Data for the task »
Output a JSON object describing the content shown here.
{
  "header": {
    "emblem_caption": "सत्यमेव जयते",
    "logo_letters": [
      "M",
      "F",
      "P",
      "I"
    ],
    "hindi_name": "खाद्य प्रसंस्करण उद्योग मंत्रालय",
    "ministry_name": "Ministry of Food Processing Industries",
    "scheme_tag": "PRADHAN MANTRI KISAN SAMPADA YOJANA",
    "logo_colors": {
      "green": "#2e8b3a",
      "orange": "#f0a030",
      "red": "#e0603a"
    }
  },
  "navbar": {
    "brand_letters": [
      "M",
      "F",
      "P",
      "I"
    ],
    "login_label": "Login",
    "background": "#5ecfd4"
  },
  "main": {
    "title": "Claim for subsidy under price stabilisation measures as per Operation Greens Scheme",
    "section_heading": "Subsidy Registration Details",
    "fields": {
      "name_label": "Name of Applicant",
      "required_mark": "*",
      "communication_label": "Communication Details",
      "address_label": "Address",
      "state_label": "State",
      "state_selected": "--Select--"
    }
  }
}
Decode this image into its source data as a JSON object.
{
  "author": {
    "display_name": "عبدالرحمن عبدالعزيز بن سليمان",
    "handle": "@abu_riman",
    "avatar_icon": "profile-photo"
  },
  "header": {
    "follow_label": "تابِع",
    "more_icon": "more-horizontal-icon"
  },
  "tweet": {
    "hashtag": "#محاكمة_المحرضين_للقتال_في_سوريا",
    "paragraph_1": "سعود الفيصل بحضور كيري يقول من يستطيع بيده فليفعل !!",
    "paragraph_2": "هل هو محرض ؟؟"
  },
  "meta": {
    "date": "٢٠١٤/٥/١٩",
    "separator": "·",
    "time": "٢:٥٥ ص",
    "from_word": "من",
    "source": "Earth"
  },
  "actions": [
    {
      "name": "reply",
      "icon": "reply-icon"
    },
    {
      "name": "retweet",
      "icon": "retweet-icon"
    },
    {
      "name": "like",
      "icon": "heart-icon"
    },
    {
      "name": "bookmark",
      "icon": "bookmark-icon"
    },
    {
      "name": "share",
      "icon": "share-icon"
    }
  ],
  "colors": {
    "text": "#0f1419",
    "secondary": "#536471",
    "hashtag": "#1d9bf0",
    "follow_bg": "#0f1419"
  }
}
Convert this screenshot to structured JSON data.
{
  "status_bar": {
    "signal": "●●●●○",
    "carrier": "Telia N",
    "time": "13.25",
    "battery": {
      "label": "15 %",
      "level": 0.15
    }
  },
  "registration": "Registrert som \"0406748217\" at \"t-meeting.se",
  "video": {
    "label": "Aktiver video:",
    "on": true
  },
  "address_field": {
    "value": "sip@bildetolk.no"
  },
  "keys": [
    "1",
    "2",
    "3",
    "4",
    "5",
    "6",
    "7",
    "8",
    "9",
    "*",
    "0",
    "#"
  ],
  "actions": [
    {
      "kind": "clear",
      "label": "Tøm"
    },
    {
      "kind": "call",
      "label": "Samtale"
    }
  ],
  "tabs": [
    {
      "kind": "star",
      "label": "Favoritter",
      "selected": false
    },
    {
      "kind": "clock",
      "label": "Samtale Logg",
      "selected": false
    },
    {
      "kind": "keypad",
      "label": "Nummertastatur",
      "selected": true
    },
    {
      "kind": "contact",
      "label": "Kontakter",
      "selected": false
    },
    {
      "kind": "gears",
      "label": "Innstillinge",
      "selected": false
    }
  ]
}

Given task »
Extract all the entries word for word.

Written response »
Output a JSON object describing the content shown here.
{
  "header": {
    "emblem_caption": "सत्यमेव जयते",
    "logo_letters": [
      "M",
      "F",
      "P",
      "I"
    ],
    "hindi_name": "खाद्य प्रसंस्करण उद्योग मंत्रालय",
    "ministry_name": "Ministry of Food Processing Industries",
    "scheme_tag": "PRADHAN MANTRI KISAN SAMPADA YOJANA",
    "logo_colors": {
      "green": "#2e8b3a",
      "orange": "#f0a030",
      "red": "#e0603a"
    }
  },
  "navbar": {
    "brand_letters": [
      "M",
      "F",
      "P",
      "I"
    ],
    "login_label": "Login",
    "background": "#5ecfd4"
  },
  "main": {
    "title": "Claim for subsidy under price stabilisation measures as per Operation Greens Scheme",
    "section_heading": "Subsidy Registration Details",
    "fields": {
      "name_label": "Name of Applicant",
      "required_mark": "*",
      "communication_label": "Communication Details",
      "address_label": "Address",
      "state_label": "State",
      "state_selected": "--Select--"
    }
  }
}
Decode this image into its source data as a JSON object.
{
  "author": {
    "display_name": "عبدالرحمن عبدالعزيز بن سليمان",
    "handle": "@abu_riman",
    "avatar_icon": "profile-photo"
  },
  "header": {
    "follow_label": "تابِع",
    "more_icon": "more-horizontal-icon"
  },
  "tweet": {
    "hashtag": "#محاكمة_المحرضين_للقتال_في_سوريا",
    "paragraph_1": "سعود الفيصل بحضور كيري يقول من يستطيع بيده فليفعل !!",
    "paragraph_2": "هل هو محرض ؟؟"
  },
  "meta": {
    "date": "٢٠١٤/٥/١٩",
    "separator": "·",
    "time": "٢:٥٥ ص",
    "from_word": "من",
    "source": "Earth"
  },
  "actions": [
    {
      "name": "reply",
      "icon": "reply-icon"
    },
    {
      "name": "retweet",
      "icon": "retweet-icon"
    },
    {
      "name": "like",
      "icon": "heart-icon"
    },
    {
      "name": "bookmark",
      "icon": "bookmark-icon"
    },
    {
      "name": "share",
      "icon": "share-icon"
    }
  ],
  "colors": {
    "text": "#0f1419",
    "secondary": "#536471",
    "hashtag": "#1d9bf0",
    "follow_bg": "#0f1419"
  }
}
Convert this screenshot to structured JSON data.
{
  "status_bar": {
    "signal": "●●●●○",
    "carrier": "Telia N",
    "time": "13.25",
    "battery": {
      "label": "15 %",
      "level": 0.15
    }
  },
  "registration": "Registrert som \"0406748217\" at \"t-meeting.se",
  "video": {
    "label": "Aktiver video:",
    "on": true
  },
  "address_field": {
    "value": "sip@bildetolk.no"
  },
  "keys": [
    "1",
    "2",
    "3",
    "4",
    "5",
    "6",
    "7",
    "8",
    "9",
    "*",
    "0",
    "#"
  ],
  "actions": [
    {
      "kind": "clear",
      "label": "Tøm"
    },
    {
      "kind": "call",
      "label": "Samtale"
    }
  ],
  "tabs": [
    {
      "kind": "star",
      "label": "Favoritter",
      "selected": false
    },
    {
      "kind": "clock",
      "label": "Samtale Logg",
      "selected": false
    },
    {
      "kind": "keypad",
      "label": "Nummertastatur",
      "selected": true
    },
    {
      "kind": "contact",
      "label": "Kontakter",
      "selected": false
    },
    {
      "kind": "gears",
      "label": "Innstillinge",
      "selected": false
    }
  ]
}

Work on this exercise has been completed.